Data section ::
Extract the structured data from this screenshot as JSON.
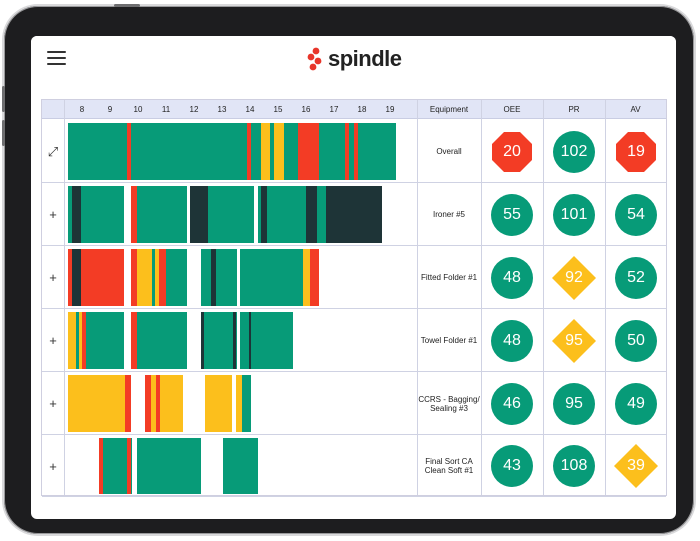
{
  "app": {
    "name": "spindle"
  },
  "colors": {
    "good": "#079b78",
    "warn": "#fcbf1c",
    "bad": "#f33c25",
    "idle": "#1e3437",
    "accent": "#e8352a"
  },
  "header": {
    "hours": [
      "8",
      "9",
      "10",
      "11",
      "12",
      "13",
      "14",
      "15",
      "16",
      "17",
      "18",
      "19"
    ],
    "equipment": "Equipment",
    "oee": "OEE",
    "pr": "PR",
    "av": "AV"
  },
  "rows": [
    {
      "toggle": "⤢",
      "equipment": "Overall",
      "oee": {
        "value": "20",
        "status": "bad"
      },
      "pr": {
        "value": "102",
        "status": "good"
      },
      "av": {
        "value": "19",
        "status": "bad"
      },
      "segments": [
        {
          "start": 8.0,
          "end": 10.1,
          "status": "good"
        },
        {
          "start": 10.1,
          "end": 10.25,
          "status": "bad"
        },
        {
          "start": 10.25,
          "end": 14.4,
          "status": "good"
        },
        {
          "start": 14.4,
          "end": 14.55,
          "status": "bad"
        },
        {
          "start": 14.55,
          "end": 14.9,
          "status": "good"
        },
        {
          "start": 14.9,
          "end": 15.2,
          "status": "warn"
        },
        {
          "start": 15.2,
          "end": 15.35,
          "status": "good"
        },
        {
          "start": 15.35,
          "end": 15.7,
          "status": "warn"
        },
        {
          "start": 15.7,
          "end": 16.2,
          "status": "good"
        },
        {
          "start": 16.2,
          "end": 16.95,
          "status": "bad"
        },
        {
          "start": 16.95,
          "end": 17.9,
          "status": "good"
        },
        {
          "start": 17.9,
          "end": 18.05,
          "status": "bad"
        },
        {
          "start": 18.05,
          "end": 18.2,
          "status": "good"
        },
        {
          "start": 18.2,
          "end": 18.35,
          "status": "bad"
        },
        {
          "start": 18.35,
          "end": 19.7,
          "status": "good"
        }
      ]
    },
    {
      "toggle": "+",
      "equipment": "Ironer #5",
      "oee": {
        "value": "55",
        "status": "good"
      },
      "pr": {
        "value": "101",
        "status": "good"
      },
      "av": {
        "value": "54",
        "status": "good"
      },
      "segments": [
        {
          "start": 8.0,
          "end": 8.15,
          "status": "good"
        },
        {
          "start": 8.15,
          "end": 8.45,
          "status": "idle"
        },
        {
          "start": 8.45,
          "end": 10.0,
          "status": "good"
        },
        {
          "start": 10.25,
          "end": 10.45,
          "status": "bad"
        },
        {
          "start": 10.45,
          "end": 12.25,
          "status": "good"
        },
        {
          "start": 12.35,
          "end": 13.0,
          "status": "idle"
        },
        {
          "start": 13.0,
          "end": 14.65,
          "status": "good"
        },
        {
          "start": 14.8,
          "end": 14.9,
          "status": "good"
        },
        {
          "start": 14.9,
          "end": 15.1,
          "status": "idle"
        },
        {
          "start": 15.1,
          "end": 16.5,
          "status": "good"
        },
        {
          "start": 16.5,
          "end": 16.9,
          "status": "idle"
        },
        {
          "start": 16.9,
          "end": 17.2,
          "status": "good"
        },
        {
          "start": 17.2,
          "end": 19.2,
          "status": "idle"
        }
      ]
    },
    {
      "toggle": "+",
      "equipment": "Fitted Folder #1",
      "oee": {
        "value": "48",
        "status": "good"
      },
      "pr": {
        "value": "92",
        "status": "warn"
      },
      "av": {
        "value": "52",
        "status": "good"
      },
      "segments": [
        {
          "start": 8.0,
          "end": 8.15,
          "status": "bad"
        },
        {
          "start": 8.15,
          "end": 8.45,
          "status": "idle"
        },
        {
          "start": 8.45,
          "end": 10.0,
          "status": "bad"
        },
        {
          "start": 10.25,
          "end": 10.45,
          "status": "bad"
        },
        {
          "start": 10.45,
          "end": 11.0,
          "status": "warn"
        },
        {
          "start": 11.0,
          "end": 11.1,
          "status": "good"
        },
        {
          "start": 11.1,
          "end": 11.25,
          "status": "warn"
        },
        {
          "start": 11.25,
          "end": 11.5,
          "status": "bad"
        },
        {
          "start": 11.5,
          "end": 12.25,
          "status": "good"
        },
        {
          "start": 12.75,
          "end": 13.1,
          "status": "good"
        },
        {
          "start": 13.1,
          "end": 13.3,
          "status": "idle"
        },
        {
          "start": 13.3,
          "end": 14.05,
          "status": "good"
        },
        {
          "start": 14.15,
          "end": 16.4,
          "status": "good"
        },
        {
          "start": 16.4,
          "end": 16.65,
          "status": "warn"
        },
        {
          "start": 16.65,
          "end": 16.95,
          "status": "bad"
        }
      ]
    },
    {
      "toggle": "+",
      "equipment": "Towel Folder #1",
      "oee": {
        "value": "48",
        "status": "good"
      },
      "pr": {
        "value": "95",
        "status": "warn"
      },
      "av": {
        "value": "50",
        "status": "good"
      },
      "segments": [
        {
          "start": 8.0,
          "end": 8.3,
          "status": "warn"
        },
        {
          "start": 8.3,
          "end": 8.4,
          "status": "good"
        },
        {
          "start": 8.4,
          "end": 8.5,
          "status": "warn"
        },
        {
          "start": 8.5,
          "end": 8.65,
          "status": "bad"
        },
        {
          "start": 8.65,
          "end": 10.0,
          "status": "good"
        },
        {
          "start": 10.25,
          "end": 10.45,
          "status": "bad"
        },
        {
          "start": 10.45,
          "end": 12.25,
          "status": "good"
        },
        {
          "start": 12.75,
          "end": 12.85,
          "status": "idle"
        },
        {
          "start": 12.85,
          "end": 13.9,
          "status": "good"
        },
        {
          "start": 13.9,
          "end": 14.0,
          "status": "idle"
        },
        {
          "start": 14.0,
          "end": 14.05,
          "status": "good"
        },
        {
          "start": 14.15,
          "end": 14.45,
          "status": "good"
        },
        {
          "start": 14.45,
          "end": 14.55,
          "status": "idle"
        },
        {
          "start": 14.55,
          "end": 16.05,
          "status": "good"
        }
      ]
    },
    {
      "toggle": "+",
      "equipment": "CCRS - Bagging/ Sealing #3",
      "oee": {
        "value": "46",
        "status": "good"
      },
      "pr": {
        "value": "95",
        "status": "good"
      },
      "av": {
        "value": "49",
        "status": "good"
      },
      "segments": [
        {
          "start": 8.0,
          "end": 10.05,
          "status": "warn"
        },
        {
          "start": 10.05,
          "end": 10.25,
          "status": "bad"
        },
        {
          "start": 10.75,
          "end": 10.95,
          "status": "bad"
        },
        {
          "start": 10.95,
          "end": 11.15,
          "status": "warn"
        },
        {
          "start": 11.15,
          "end": 11.3,
          "status": "bad"
        },
        {
          "start": 11.3,
          "end": 12.1,
          "status": "warn"
        },
        {
          "start": 12.9,
          "end": 13.85,
          "status": "warn"
        },
        {
          "start": 14.0,
          "end": 14.2,
          "status": "warn"
        },
        {
          "start": 14.2,
          "end": 14.55,
          "status": "good"
        }
      ]
    },
    {
      "toggle": "+",
      "equipment": "Final Sort CA Clean Soft #1",
      "oee": {
        "value": "43",
        "status": "good"
      },
      "pr": {
        "value": "108",
        "status": "good"
      },
      "av": {
        "value": "39",
        "status": "warn"
      },
      "segments": [
        {
          "start": 9.1,
          "end": 9.25,
          "status": "bad"
        },
        {
          "start": 9.25,
          "end": 10.1,
          "status": "good"
        },
        {
          "start": 10.1,
          "end": 10.25,
          "status": "bad"
        },
        {
          "start": 10.25,
          "end": 10.3,
          "status": "good"
        },
        {
          "start": 10.45,
          "end": 12.75,
          "status": "good"
        },
        {
          "start": 13.55,
          "end": 14.8,
          "status": "good"
        }
      ]
    }
  ]
}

Set problem :: Return a copy of every line that includes the word "Folder".

Full response ::
      "equipment": "Fitted Folder #1",
      "equipment": "Towel Folder #1",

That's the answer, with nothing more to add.